- [TASK PROMPT] Without the images, write out the whole listing exactly.

----- INPUT

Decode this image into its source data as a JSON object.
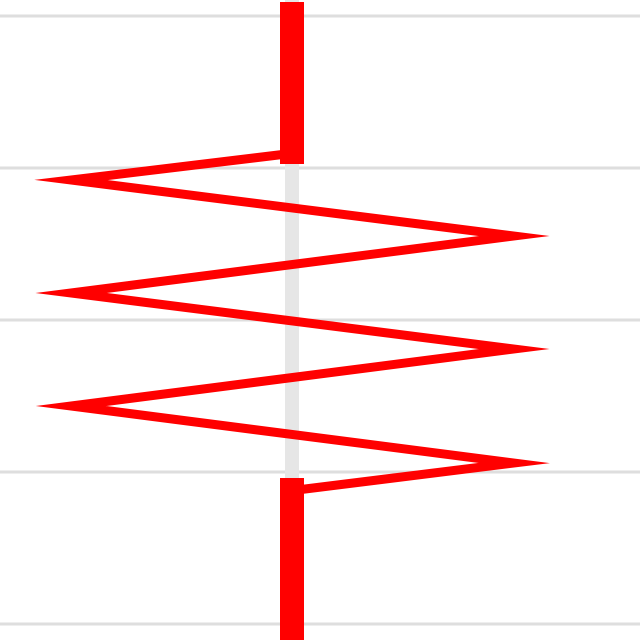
{
  "diagram": {
    "symbol": "resistor-zigzag",
    "zigzag_peaks": 6
  },
  "colors": {
    "background": "#ffffff",
    "grid_line": "#dedede",
    "axis_line": "#e6e6e6",
    "resistor": "#ff0000"
  }
}
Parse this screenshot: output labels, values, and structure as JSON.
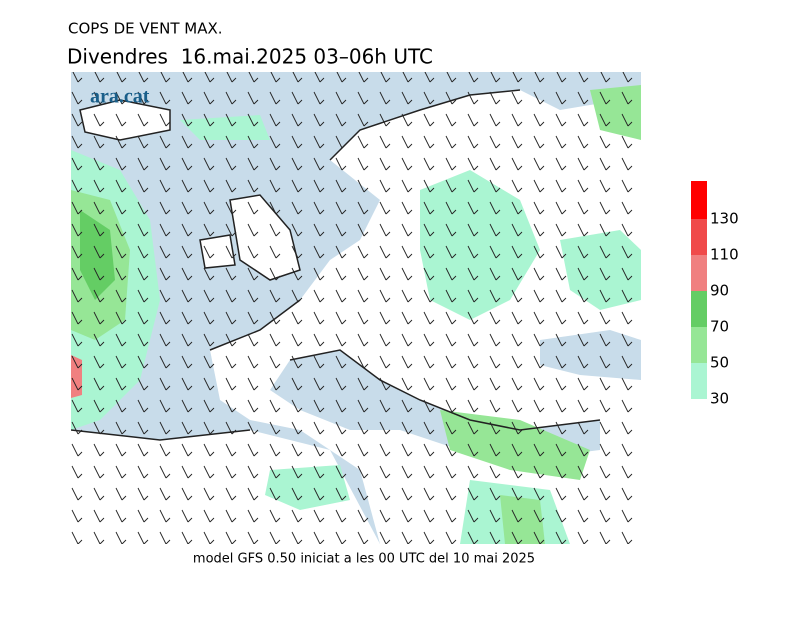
{
  "header": {
    "title": "COPS DE VENT MAX.",
    "subtitle": "Divendres  16.mai.2025 03–06h UTC"
  },
  "logo": "ara.cat",
  "footer": "model GFS 0.50 iniciat a les 00 UTC del 10 mai 2025",
  "legend": {
    "labels": [
      30,
      50,
      70,
      90,
      110,
      130
    ],
    "colors": [
      "#aaf5d2",
      "#96e696",
      "#64cd64",
      "#f08080",
      "#f04a4a",
      "#ff0000"
    ]
  }
}
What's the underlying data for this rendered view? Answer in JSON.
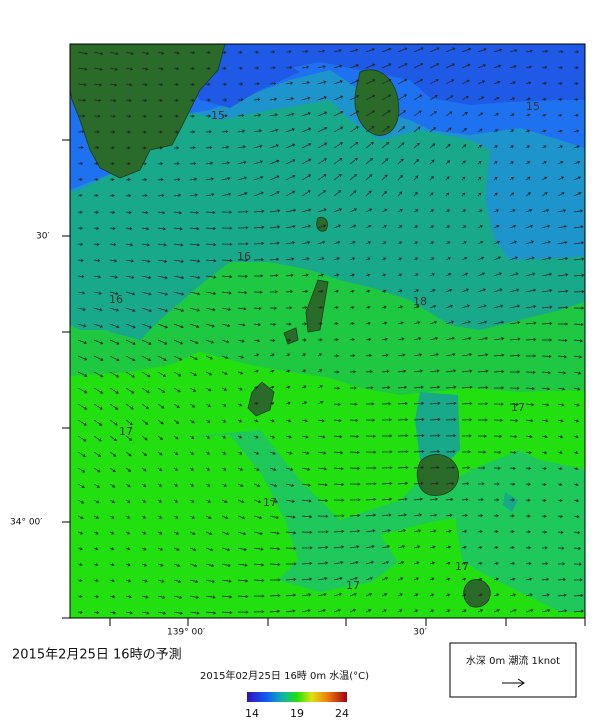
{
  "map": {
    "title": "2015年2月25日  16時の予測",
    "subtitle": "2015年02月25日 16時 0m 水温(°C)",
    "lat_labels": [
      "30′",
      "34° 00′"
    ],
    "lon_labels": [
      "139° 00′",
      "30′"
    ],
    "contour_labels": [
      "15",
      "15",
      "16",
      "16",
      "18",
      "17",
      "17",
      "17",
      "17",
      "17"
    ],
    "colorbar_labels": [
      "14",
      "19",
      "24"
    ],
    "legend": "水深 0m  潮流  1knot"
  }
}
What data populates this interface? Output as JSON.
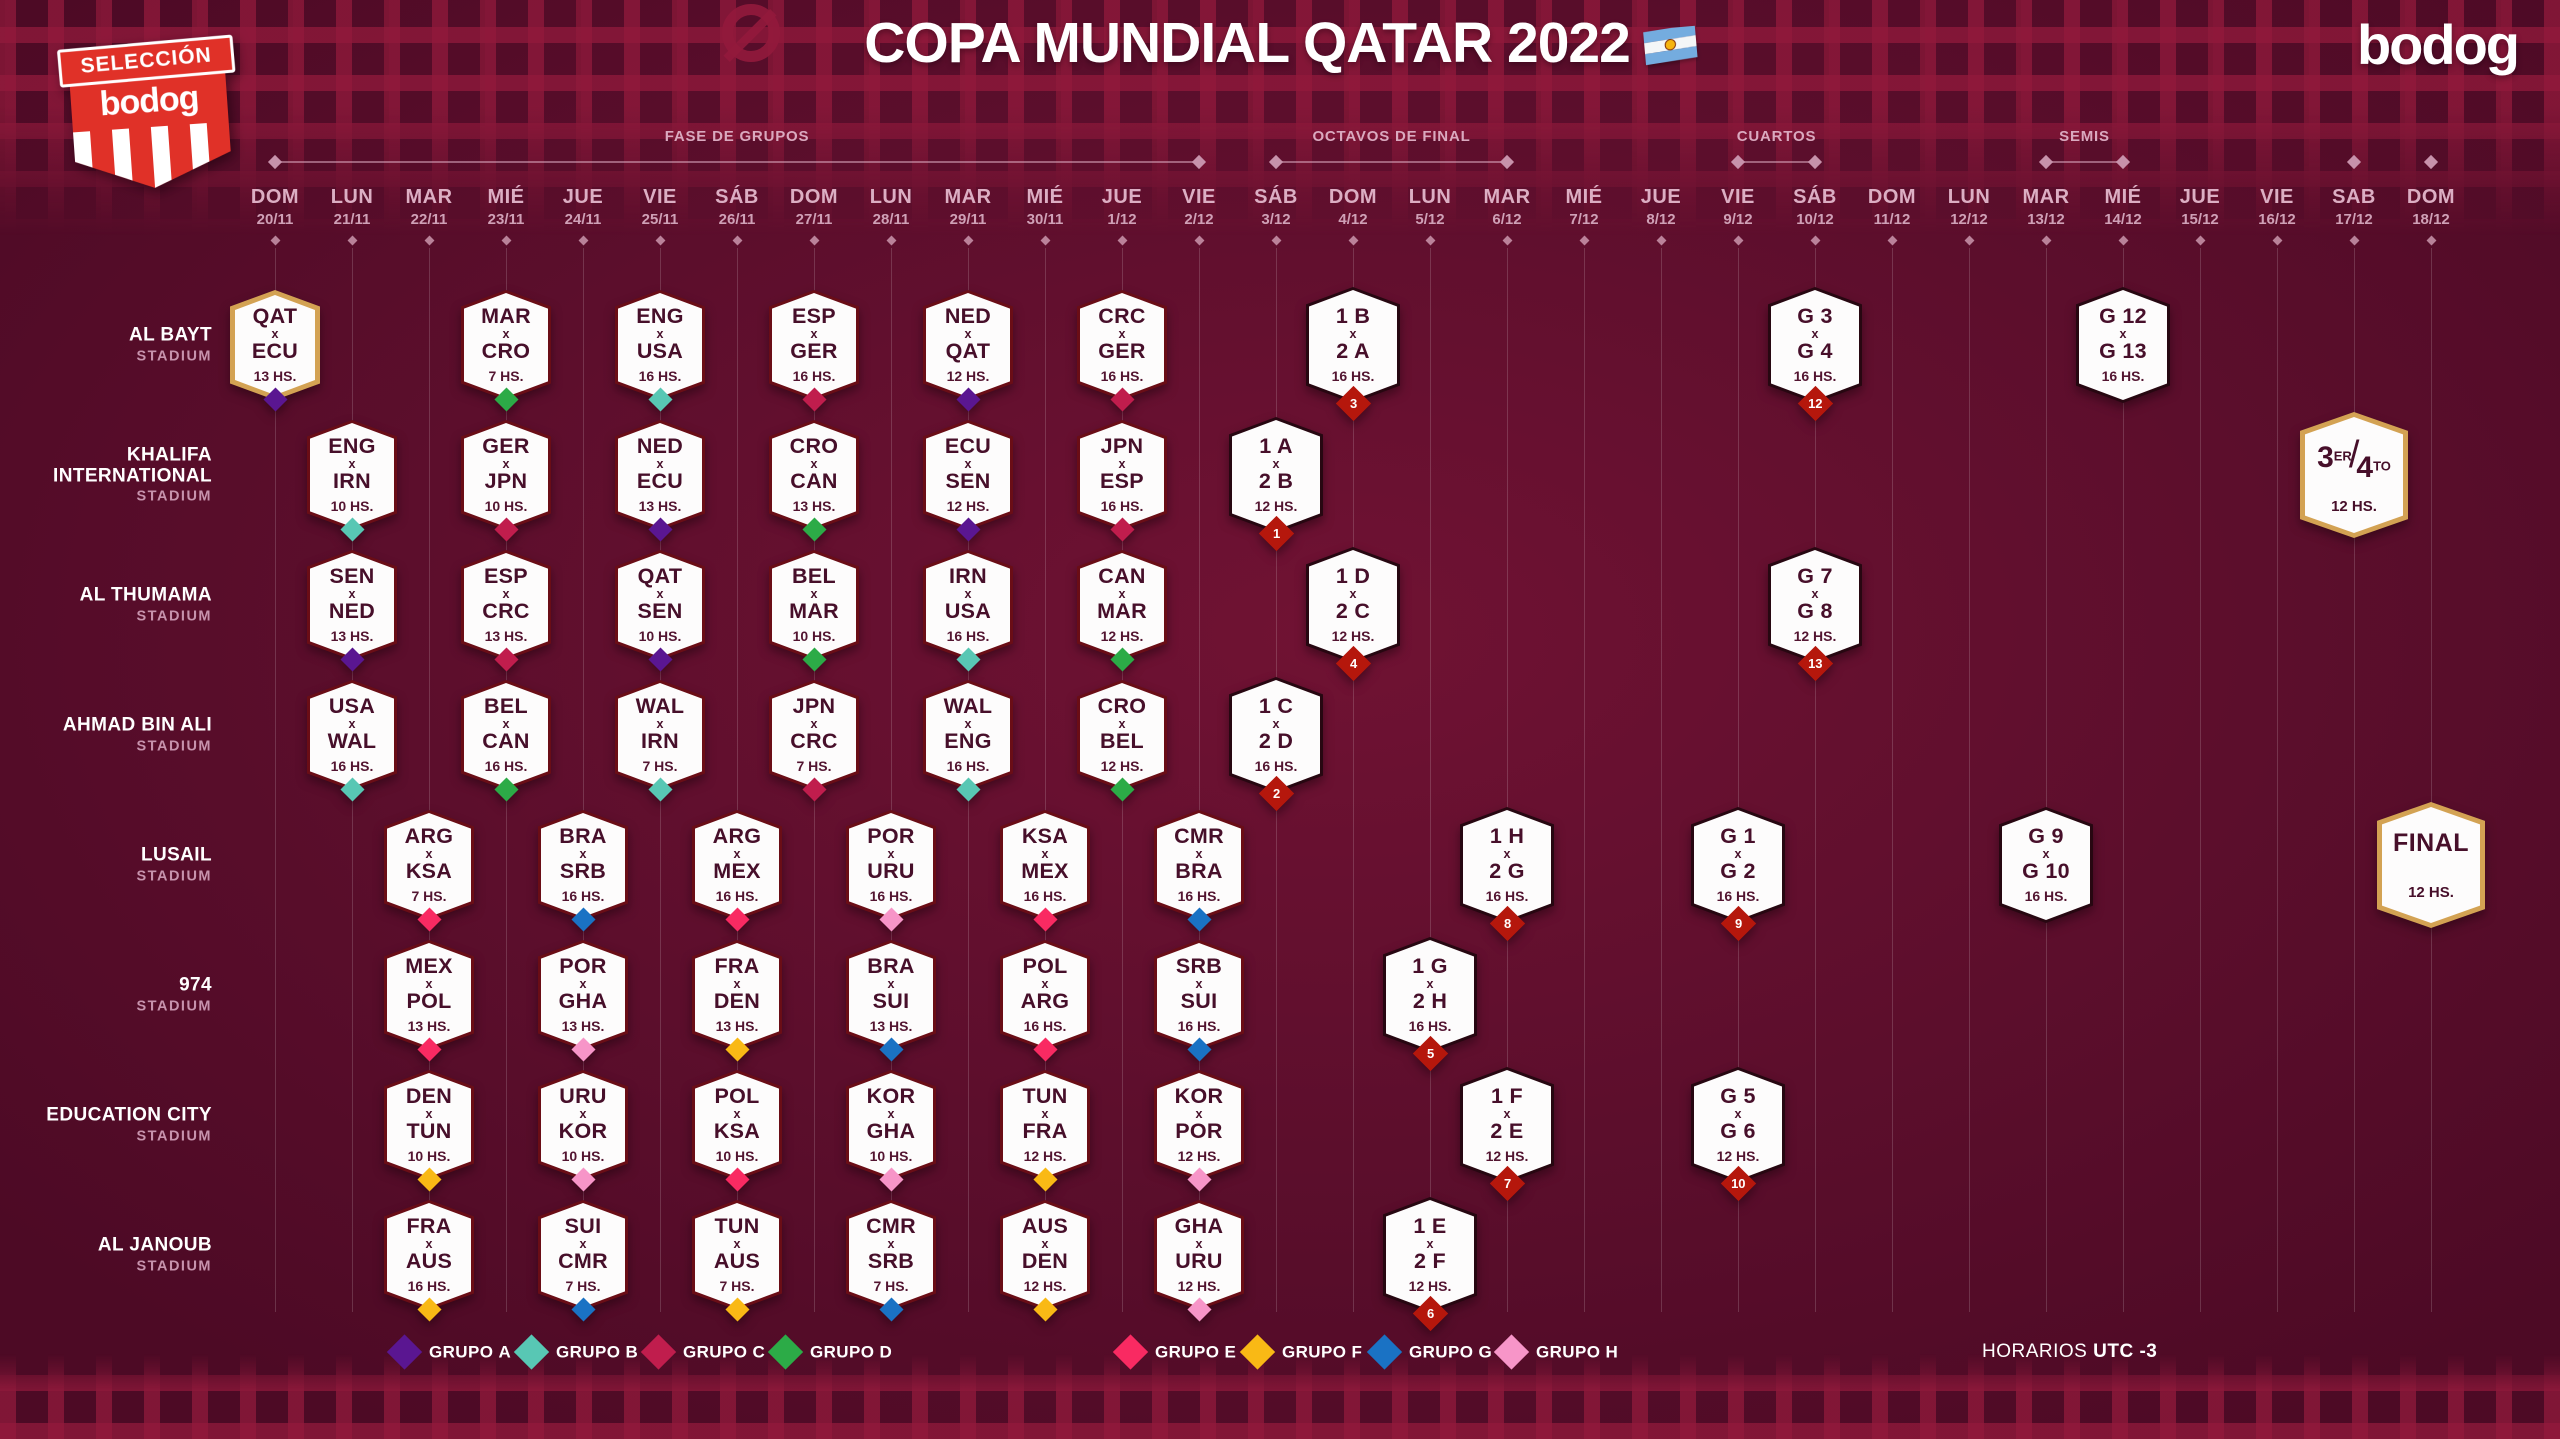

----------

- [THE OUTPUT]
Decode this image into its source data as a JSON object.
{
  "diagram": {
    "symbol": "resistor-zigzag",
    "zigzag_peaks": 6
  },
  "colors": {
    "background": "#ffffff",
    "grid_line": "#dedede",
    "axis_line": "#e6e6e6",
    "resistor": "#ff0000"
  }
}
Parse this screenshot: output labels, values, and structure as JSON.
{
  "header": {
    "title": "COPS DE VENT MAX.",
    "subtitle": "Divendres  16.mai.2025 03–06h UTC"
  },
  "logo": "ara.cat",
  "footer": "model GFS 0.50 iniciat a les 00 UTC del 10 mai 2025",
  "legend": {
    "labels": [
      30,
      50,
      70,
      90,
      110,
      130
    ],
    "colors": [
      "#aaf5d2",
      "#96e696",
      "#64cd64",
      "#f08080",
      "#f04a4a",
      "#ff0000"
    ]
  }
}
What's the underlying data for this rendered view? Answer in JSON.
{
  "map": {
    "title": "2015年2月25日  16時の予測",
    "subtitle": "2015年02月25日 16時 0m 水温(°C)",
    "lat_labels": [
      "30′",
      "34° 00′"
    ],
    "lon_labels": [
      "139° 00′",
      "30′"
    ],
    "contour_labels": [
      "15",
      "15",
      "16",
      "16",
      "18",
      "17",
      "17",
      "17",
      "17",
      "17"
    ],
    "colorbar_labels": [
      "14",
      "19",
      "24"
    ],
    "legend": "水深 0m  潮流  1knot"
  }
}
What data populates this interface? Output as JSON.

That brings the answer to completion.